▸ **Data records**:

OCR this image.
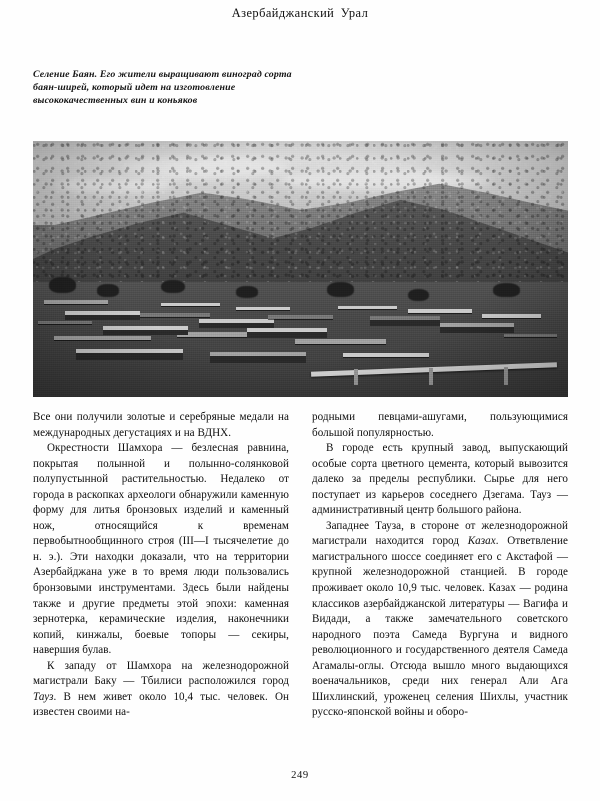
Азербайджанский Урал
Селение Баян. Его жители выращивают виноград сорта баян-ширей, который идет на изготовление высококачественных вин и коньяков

Все они получили золотые и серебряные медали на международных дегустациях и на ВДНХ.

Окрестности Шамхора — безлесная равнина, покрытая полынной и полынно-солянковой полупустынной растительностью. Недалеко от города в раскопках археологи обнаружили каменную форму для литья бронзовых изделий и каменный нож, относящийся к временам первобытнообщинного строя (III—I тысячелетие до н. э.). Эти находки доказали, что на территории Азербайджана уже в то время люди пользовались бронзовыми инструментами. Здесь были найдены также и другие предметы этой эпохи: каменная зернотерка, керамические изделия, наконечники копий, кинжалы, боевые топоры — секиры, навершия булав.

К западу от Шамхора на железнодорожной магистрали Баку — Тбилиси расположился город Тауз. В нем живет около 10,4 тыс. человек. Он известен своими на-

родными певцами-ашугами, пользующимися большой популярностью.

В городе есть крупный завод, выпускающий особые сорта цветного цемента, который вывозится далеко за пределы республики. Сырье для него поступает из карьеров соседнего Дзегама. Тауз — административный центр большого района.

Западнее Тауза, в стороне от железнодорожной магистрали находится город Казах. Ответвление магистрального шоссе соединяет его с Акстафой — крупной железнодорожной станцией. В городе проживает около 10,9 тыс. человек. Казах — родина классиков азербайджанской литературы — Вагифа и Видади, а также замечательного советского народного поэта Самеда Вургуна и видного революционного и государственного деятеля Самеда Агамалы-оглы. Отсюда вышло много выдающихся военачальников, среди них генерал Али Ага Шихлинский, уроженец селения Шихлы, участник русско-японской войны и оборо-

249
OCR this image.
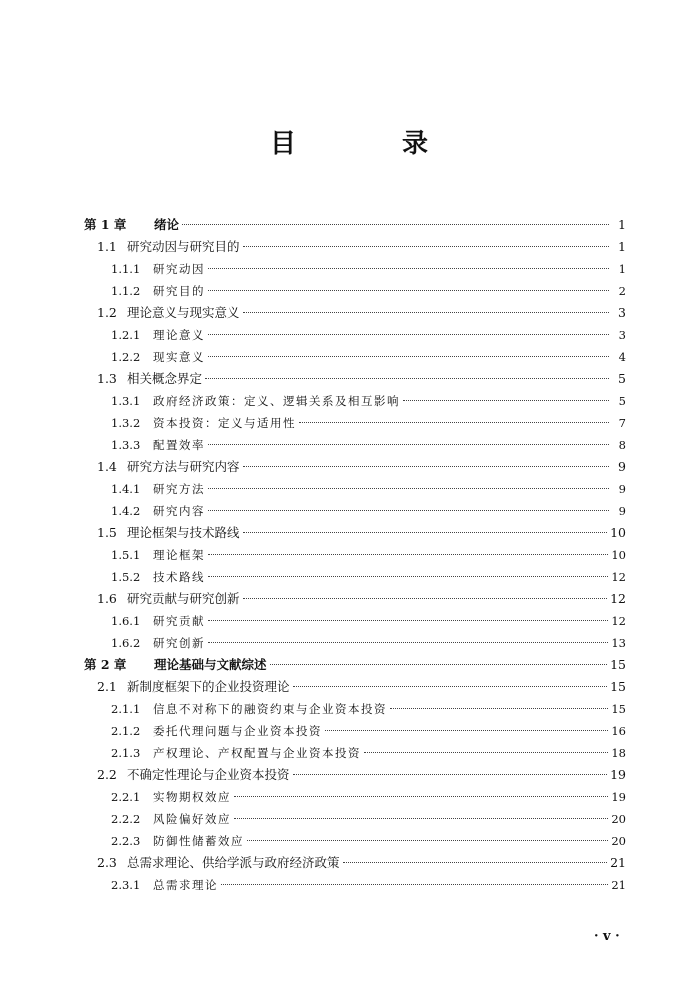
目　录
第 1 章	绪论	1
1.1 研究动因与研究目的	1
1.1.1	研究动因	1
1.1.2	研究目的	2
1.2 理论意义与现实意义	3
1.2.1	理论意义	3
1.2.2	现实意义	4
1.3 相关概念界定	5
1.3.1	政府经济政策：定义、逻辑关系及相互影响	5
1.3.2	资本投资：定义与适用性	7
1.3.3	配置效率	8
1.4 研究方法与研究内容	9
1.4.1	研究方法	9
1.4.2	研究内容	9
1.5 理论框架与技术路线	10
1.5.1	理论框架	10
1.5.2	技术路线	12
1.6 研究贡献与研究创新	12
1.6.1	研究贡献	12
1.6.2	研究创新	13
第 2 章	理论基础与文献综述	15
2.1 新制度框架下的企业投资理论	15
2.1.1	信息不对称下的融资约束与企业资本投资	15
2.1.2	委托代理问题与企业资本投资	16
2.1.3	产权理论、产权配置与企业资本投资	18
2.2 不确定性理论与企业资本投资	19
2.2.1	实物期权效应	19
2.2.2	风险偏好效应	20
2.2.3	防御性储蓄效应	20
2.3 总需求理论、供给学派与政府经济政策	21
2.3.1	总需求理论	21
· v ·
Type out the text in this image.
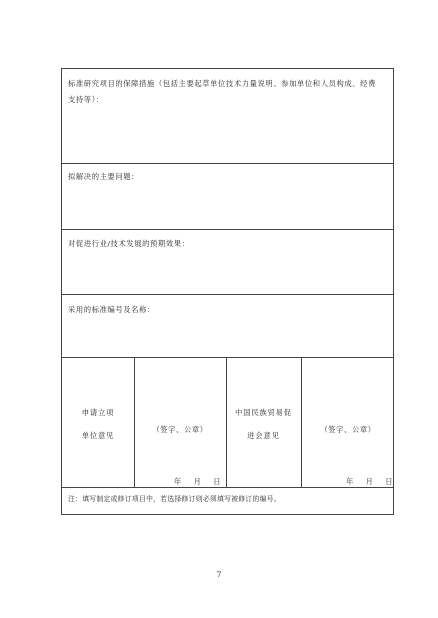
标准研究项目的保障措施（包括主要起草单位技术力量说明、参加单位和人员构成、经费支持等）：
拟解决的主要问题：
对促进行业/技术发展的预期效果：
采用的标准编号及名称：
申请立项
单位意见
（签字、公章）
年 月 日
中国民族贸易促
进会意见
（签字、公章）
年 月 日
注：填写制定或修订项目中，若选择修订则必须填写被修订的编号。
7
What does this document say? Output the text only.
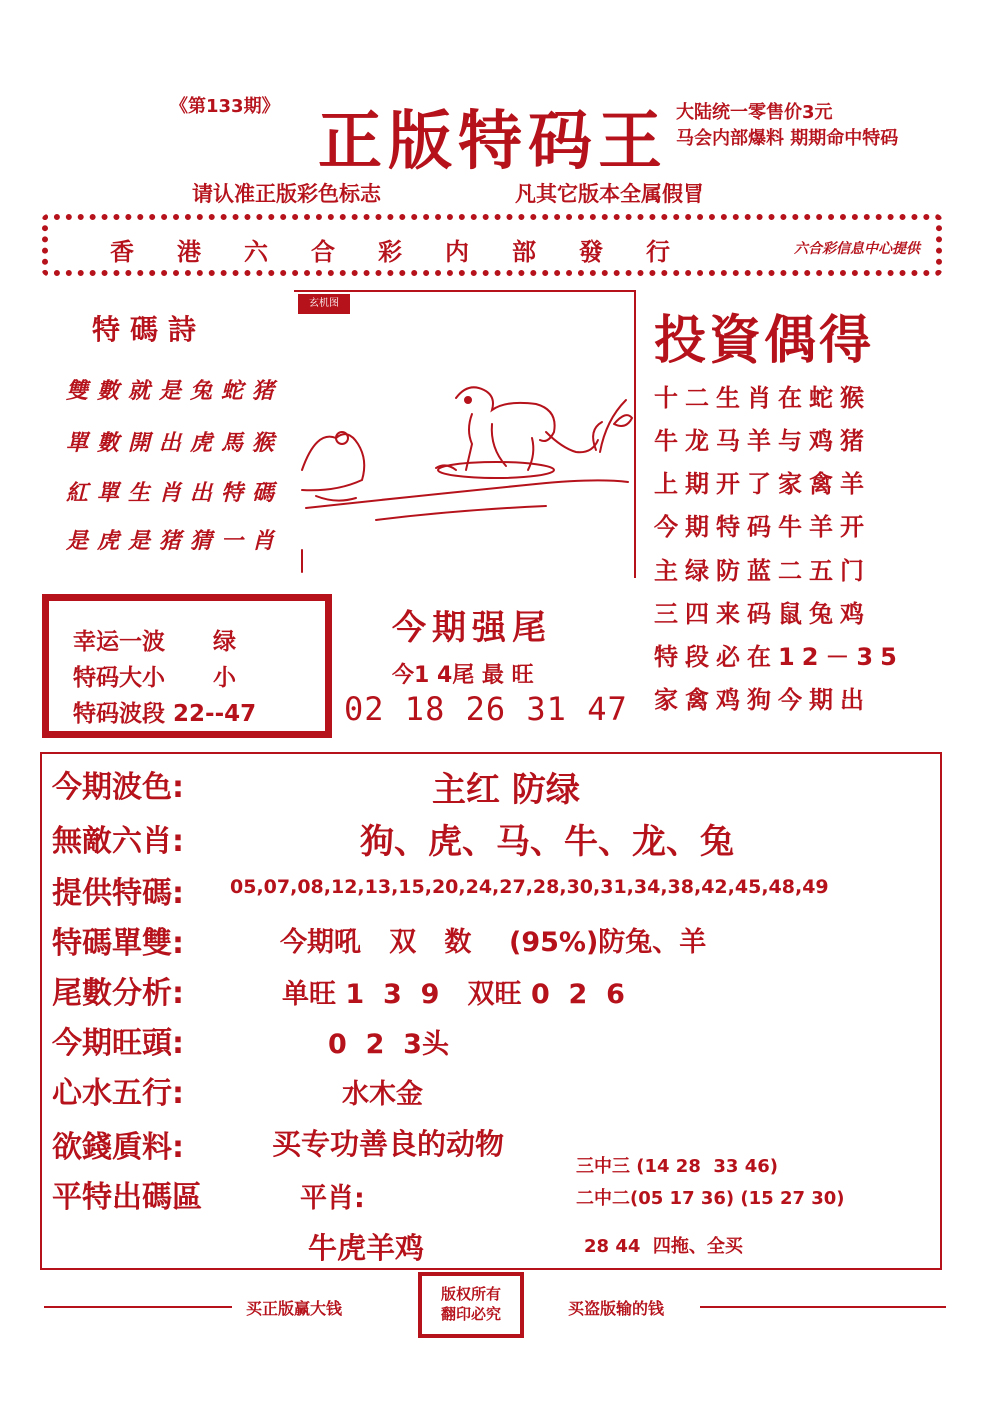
《第133期》 正版特码王 大陆统一零售价3元
马会内部爆料 期期命中特码
请认准正版彩色标志	凡其它版本全属假冒
香 港 六 合 彩 内 部 發 行	六合彩信息中心提供
特碼詩
雙數就是兔蛇猪
單數開出虎馬猴
紅單生肖出特碼
是虎是猪猜一肖
玄机图
投資偶得
十二生肖在蛇猴
牛龙马羊与鸡猪
上期开了家禽羊
今期特码牛羊开
主绿防蓝二五门
三四来码鼠兔鸡
特段必在12－35
家禽鸡狗今期出
幸运一波 绿
特码大小 小
特码波段 22--47
今期强尾
今1 4尾 最 旺
02 18 26 31 47
今期波色:	主红 防绿
無敵六肖:	狗、虎、马、牛、龙、兔
提供特碼: 05,07,08,12,13,15,20,24,27,28,30,31,34,38,42,45,48,49
特碼單雙:	今期吼   双   数    (95%)防兔、羊
尾數分析:	单旺 1  3  9   双旺 0  2  6
今期旺頭:	0  2  3头
心水五行:	水木金
欲錢貭料:	买专功善良的动物
平特出碼區	平肖:
牛虎羊鸡
三中三 (14 28  33 46)
二中二(05 17 36) (15 27 30)
28 44  四拖、全买
买正版赢大钱
版权所有
翻印必究	买盗版输的钱
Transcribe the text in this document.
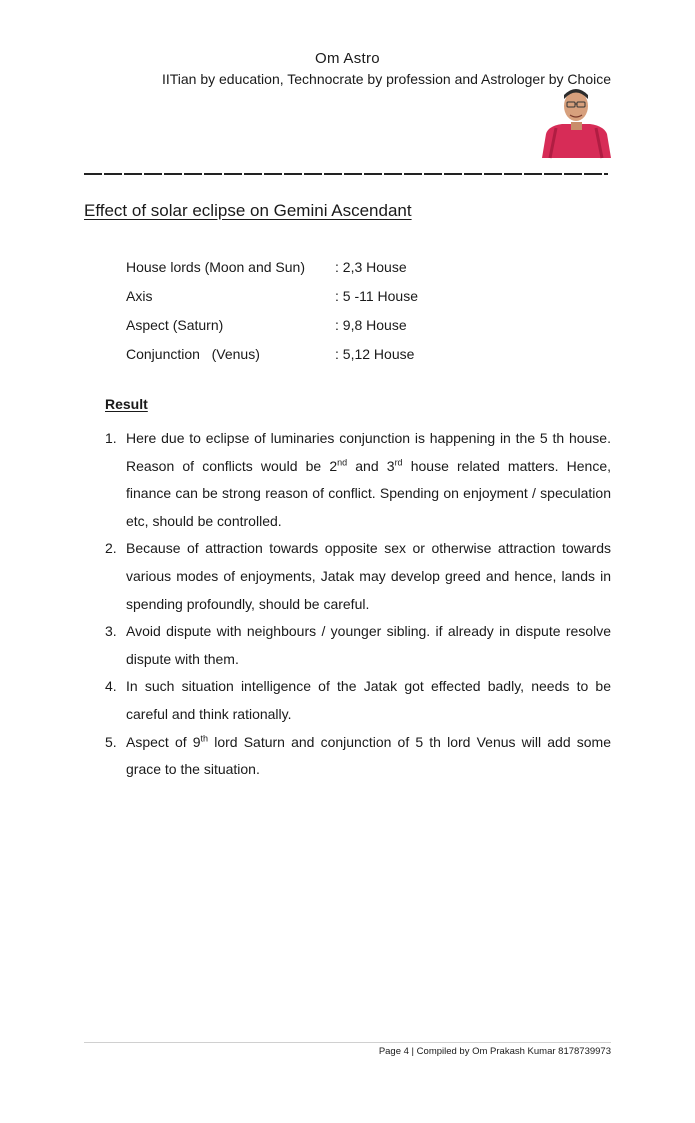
Om Astro
IITian by education, Technocrate by profession and Astrologer by Choice
Effect of solar eclipse on Gemini Ascendant
House lords (Moon and Sun) : 2,3 House
Axis	: 5 -11 House
Aspect (Saturn)	: 9,8 House
Conjunction   (Venus)	: 5,12 House
Result
1. Here due to eclipse of luminaries conjunction is happening in the 5 th house. Reason of conflicts would be 2nd and 3rd house related matters. Hence, finance can be strong reason of conflict. Spending on enjoyment / speculation etc, should be controlled.
2. Because of attraction towards opposite sex or otherwise attraction towards various modes of enjoyments, Jatak may develop greed and hence, lands in spending profoundly, should be careful.
3. Avoid dispute with neighbours / younger sibling. if already in dispute resolve dispute with them.
4. In such situation intelligence of the Jatak got effected badly, needs to be careful and think rationally.
5. Aspect of 9th lord Saturn and conjunction of 5 th lord Venus will add some grace to the situation.
Page 4 | Compiled by Om Prakash Kumar 8178739973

▸ **Goal**:
Search the data for the word "Venus" and copy each line where it appears.

▸ **Final result**:
Conjunction   (Venus)	: 5,12 House
5. Aspect of 9th lord Saturn and conjunction of 5 th lord Venus will add some grace to the situation.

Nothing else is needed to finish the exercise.